*TO DO*. Return the number of lines that contain the word "xlabel", and return nothing else.

*INPUT FOR THIS TASK*.
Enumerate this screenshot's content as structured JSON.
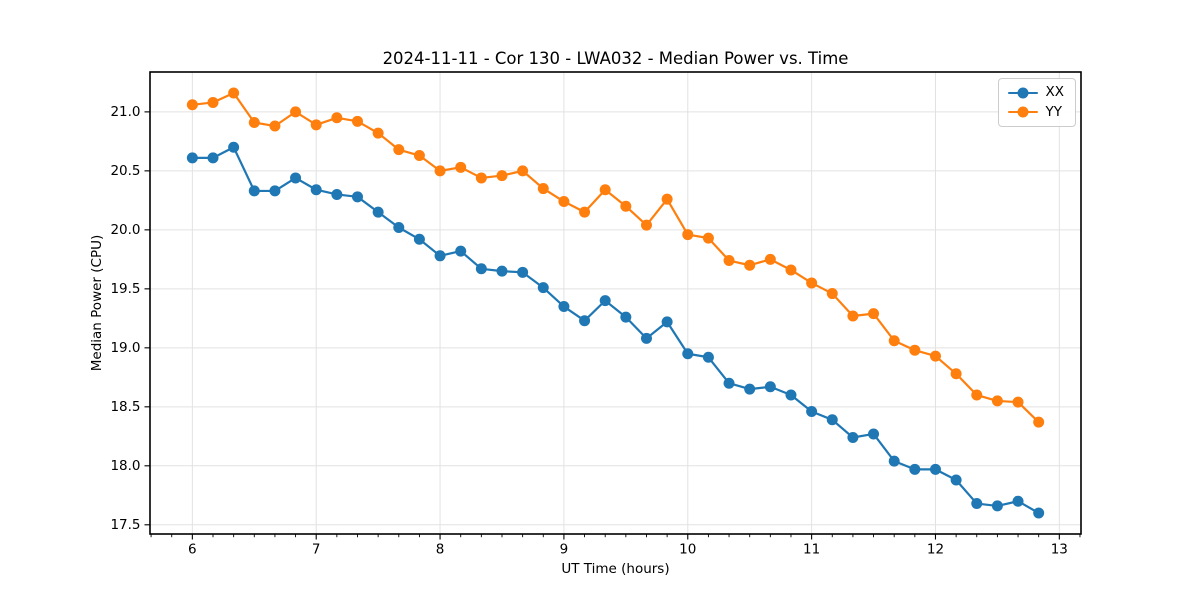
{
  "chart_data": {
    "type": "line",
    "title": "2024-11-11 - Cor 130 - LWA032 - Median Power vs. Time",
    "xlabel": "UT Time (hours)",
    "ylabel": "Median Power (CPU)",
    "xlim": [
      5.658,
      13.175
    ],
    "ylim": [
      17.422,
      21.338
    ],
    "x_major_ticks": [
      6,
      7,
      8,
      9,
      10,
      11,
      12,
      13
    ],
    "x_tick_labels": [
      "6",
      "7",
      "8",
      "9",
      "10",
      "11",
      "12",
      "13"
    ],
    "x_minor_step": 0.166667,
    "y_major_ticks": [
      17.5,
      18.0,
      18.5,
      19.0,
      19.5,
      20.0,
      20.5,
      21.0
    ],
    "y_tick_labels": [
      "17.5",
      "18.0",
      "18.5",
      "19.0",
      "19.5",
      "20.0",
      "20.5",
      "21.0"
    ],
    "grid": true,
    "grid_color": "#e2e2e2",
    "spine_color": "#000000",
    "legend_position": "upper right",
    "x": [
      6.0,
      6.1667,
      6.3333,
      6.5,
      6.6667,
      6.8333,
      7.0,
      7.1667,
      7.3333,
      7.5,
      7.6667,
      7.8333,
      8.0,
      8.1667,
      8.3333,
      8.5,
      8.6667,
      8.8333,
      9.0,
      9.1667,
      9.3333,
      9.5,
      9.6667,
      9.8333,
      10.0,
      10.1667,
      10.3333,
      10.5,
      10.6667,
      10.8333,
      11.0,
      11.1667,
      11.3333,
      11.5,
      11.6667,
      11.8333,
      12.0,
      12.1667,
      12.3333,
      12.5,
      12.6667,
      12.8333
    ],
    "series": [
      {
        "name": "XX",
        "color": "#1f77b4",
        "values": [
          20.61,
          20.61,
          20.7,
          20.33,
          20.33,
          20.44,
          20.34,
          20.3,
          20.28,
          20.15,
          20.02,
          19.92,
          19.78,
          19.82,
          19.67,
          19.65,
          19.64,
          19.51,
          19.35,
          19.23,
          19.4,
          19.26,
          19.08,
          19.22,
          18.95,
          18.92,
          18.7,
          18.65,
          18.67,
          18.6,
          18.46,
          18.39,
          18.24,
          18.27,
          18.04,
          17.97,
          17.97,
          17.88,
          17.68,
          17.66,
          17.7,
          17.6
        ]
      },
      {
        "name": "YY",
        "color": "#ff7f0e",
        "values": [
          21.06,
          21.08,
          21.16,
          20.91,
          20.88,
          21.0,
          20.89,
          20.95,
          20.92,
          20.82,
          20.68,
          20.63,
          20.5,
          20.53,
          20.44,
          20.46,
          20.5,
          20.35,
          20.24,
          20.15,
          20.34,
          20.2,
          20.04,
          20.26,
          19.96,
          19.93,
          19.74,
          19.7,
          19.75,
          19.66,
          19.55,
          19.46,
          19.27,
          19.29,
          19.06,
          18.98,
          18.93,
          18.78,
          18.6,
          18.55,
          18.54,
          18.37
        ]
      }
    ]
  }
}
==
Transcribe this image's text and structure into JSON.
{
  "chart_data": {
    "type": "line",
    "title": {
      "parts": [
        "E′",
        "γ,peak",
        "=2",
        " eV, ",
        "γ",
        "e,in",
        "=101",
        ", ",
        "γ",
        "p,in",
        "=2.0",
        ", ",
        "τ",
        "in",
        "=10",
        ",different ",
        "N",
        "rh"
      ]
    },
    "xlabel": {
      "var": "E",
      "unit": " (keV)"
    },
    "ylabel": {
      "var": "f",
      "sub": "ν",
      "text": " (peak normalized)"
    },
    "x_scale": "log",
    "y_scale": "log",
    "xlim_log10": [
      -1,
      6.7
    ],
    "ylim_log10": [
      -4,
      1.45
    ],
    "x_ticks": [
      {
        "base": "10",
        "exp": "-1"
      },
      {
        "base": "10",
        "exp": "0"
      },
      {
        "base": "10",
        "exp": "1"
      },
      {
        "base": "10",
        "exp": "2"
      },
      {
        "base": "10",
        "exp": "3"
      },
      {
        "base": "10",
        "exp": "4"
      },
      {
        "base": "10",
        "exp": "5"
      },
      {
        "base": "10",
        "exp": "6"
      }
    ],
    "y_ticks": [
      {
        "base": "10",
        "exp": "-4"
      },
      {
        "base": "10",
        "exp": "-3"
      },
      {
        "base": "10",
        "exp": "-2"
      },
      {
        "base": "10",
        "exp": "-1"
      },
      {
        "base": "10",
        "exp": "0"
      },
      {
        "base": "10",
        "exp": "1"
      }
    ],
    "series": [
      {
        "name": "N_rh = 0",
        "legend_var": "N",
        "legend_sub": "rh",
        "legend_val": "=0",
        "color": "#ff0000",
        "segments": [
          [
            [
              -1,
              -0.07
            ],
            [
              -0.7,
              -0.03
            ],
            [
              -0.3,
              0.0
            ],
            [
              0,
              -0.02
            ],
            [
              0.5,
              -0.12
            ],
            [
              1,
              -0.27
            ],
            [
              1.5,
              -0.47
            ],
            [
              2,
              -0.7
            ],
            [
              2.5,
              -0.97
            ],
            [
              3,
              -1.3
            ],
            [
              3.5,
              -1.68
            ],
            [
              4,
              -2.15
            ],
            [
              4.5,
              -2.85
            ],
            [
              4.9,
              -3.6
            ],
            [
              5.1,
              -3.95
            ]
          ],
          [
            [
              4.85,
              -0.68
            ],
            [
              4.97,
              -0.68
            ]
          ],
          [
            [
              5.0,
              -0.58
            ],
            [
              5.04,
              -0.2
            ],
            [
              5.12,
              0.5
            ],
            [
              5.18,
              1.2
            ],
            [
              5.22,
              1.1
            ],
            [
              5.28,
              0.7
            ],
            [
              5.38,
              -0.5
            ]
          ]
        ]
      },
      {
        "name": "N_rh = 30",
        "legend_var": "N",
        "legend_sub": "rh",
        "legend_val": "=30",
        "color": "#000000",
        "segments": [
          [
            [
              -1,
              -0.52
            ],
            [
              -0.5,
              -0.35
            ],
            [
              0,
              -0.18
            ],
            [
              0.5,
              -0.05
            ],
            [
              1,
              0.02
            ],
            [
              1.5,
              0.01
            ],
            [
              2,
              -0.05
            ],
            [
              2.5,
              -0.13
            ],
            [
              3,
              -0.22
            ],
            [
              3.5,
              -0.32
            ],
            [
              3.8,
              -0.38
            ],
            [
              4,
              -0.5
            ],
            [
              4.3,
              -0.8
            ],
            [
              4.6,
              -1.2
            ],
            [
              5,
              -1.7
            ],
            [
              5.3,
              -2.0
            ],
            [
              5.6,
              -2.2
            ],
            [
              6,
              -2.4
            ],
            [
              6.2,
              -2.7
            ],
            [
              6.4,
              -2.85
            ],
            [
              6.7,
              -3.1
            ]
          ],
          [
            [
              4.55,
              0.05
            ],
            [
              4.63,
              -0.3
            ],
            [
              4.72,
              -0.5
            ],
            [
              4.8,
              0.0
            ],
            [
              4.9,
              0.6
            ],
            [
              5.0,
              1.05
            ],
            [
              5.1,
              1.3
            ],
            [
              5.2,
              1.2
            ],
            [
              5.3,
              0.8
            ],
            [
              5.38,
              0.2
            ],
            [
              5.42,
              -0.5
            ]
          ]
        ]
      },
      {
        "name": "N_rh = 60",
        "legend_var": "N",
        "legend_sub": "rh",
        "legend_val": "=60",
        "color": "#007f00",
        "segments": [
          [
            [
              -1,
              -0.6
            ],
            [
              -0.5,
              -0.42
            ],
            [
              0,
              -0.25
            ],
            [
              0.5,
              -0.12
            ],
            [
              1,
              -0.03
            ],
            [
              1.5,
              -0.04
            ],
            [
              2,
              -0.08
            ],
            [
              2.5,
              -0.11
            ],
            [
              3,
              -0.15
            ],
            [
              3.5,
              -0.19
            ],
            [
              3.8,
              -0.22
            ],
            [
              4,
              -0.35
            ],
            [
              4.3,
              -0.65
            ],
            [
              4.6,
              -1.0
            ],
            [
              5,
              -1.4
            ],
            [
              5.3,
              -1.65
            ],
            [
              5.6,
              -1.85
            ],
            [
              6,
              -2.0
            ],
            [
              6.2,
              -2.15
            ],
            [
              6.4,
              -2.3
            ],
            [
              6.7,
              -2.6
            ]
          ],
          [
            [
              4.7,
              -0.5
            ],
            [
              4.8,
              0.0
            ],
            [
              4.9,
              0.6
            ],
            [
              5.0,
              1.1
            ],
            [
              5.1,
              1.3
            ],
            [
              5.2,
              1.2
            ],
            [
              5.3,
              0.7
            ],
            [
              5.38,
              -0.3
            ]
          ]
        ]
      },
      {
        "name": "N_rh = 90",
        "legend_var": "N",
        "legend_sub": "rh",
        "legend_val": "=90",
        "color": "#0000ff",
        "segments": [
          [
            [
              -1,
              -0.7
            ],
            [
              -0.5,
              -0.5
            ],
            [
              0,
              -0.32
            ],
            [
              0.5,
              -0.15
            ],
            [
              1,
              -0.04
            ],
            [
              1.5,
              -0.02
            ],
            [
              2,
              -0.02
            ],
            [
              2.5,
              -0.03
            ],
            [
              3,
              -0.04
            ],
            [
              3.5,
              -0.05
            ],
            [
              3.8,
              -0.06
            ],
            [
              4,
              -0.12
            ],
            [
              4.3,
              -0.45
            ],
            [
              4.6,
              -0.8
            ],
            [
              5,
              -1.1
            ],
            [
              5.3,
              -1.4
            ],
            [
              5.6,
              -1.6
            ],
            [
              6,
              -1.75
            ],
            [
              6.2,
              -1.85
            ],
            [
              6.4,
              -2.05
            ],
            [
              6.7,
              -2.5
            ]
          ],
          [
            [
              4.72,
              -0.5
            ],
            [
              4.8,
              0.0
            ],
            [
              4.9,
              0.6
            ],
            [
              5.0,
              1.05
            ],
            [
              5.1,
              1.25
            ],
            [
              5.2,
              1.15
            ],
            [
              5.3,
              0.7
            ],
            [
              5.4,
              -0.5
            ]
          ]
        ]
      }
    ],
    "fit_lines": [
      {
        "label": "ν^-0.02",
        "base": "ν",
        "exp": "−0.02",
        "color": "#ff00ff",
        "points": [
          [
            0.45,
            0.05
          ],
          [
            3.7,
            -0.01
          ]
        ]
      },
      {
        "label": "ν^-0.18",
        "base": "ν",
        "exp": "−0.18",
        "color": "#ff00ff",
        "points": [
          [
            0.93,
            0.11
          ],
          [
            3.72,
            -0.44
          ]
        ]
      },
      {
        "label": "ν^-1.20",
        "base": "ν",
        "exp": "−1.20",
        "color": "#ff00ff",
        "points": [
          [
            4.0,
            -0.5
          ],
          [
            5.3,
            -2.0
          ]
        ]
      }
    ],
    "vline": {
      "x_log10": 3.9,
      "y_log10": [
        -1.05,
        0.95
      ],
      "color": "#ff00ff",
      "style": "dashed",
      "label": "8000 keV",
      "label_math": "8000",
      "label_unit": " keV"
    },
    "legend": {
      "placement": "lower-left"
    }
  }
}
---
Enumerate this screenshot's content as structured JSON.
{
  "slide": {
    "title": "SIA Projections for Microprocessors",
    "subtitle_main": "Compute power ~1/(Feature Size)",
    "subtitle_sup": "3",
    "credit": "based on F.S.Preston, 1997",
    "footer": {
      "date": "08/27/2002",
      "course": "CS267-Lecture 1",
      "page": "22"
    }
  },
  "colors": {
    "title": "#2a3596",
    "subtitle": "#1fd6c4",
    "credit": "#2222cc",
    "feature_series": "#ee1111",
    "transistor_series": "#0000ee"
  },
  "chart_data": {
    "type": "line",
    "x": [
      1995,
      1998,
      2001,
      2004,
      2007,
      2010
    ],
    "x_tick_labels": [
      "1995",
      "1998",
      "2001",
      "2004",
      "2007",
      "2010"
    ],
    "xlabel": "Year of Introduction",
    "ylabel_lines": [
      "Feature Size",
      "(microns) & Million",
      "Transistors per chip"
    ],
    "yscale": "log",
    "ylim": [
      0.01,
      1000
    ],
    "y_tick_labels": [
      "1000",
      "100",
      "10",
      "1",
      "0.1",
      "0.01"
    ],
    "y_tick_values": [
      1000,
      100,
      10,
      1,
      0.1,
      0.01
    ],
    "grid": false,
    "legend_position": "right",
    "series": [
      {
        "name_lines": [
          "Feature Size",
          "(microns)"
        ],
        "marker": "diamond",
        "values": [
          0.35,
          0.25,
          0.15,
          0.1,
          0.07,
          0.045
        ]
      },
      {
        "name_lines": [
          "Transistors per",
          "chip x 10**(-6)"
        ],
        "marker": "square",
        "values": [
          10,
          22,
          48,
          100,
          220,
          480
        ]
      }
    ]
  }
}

*EXPECTED ANSWER*. 3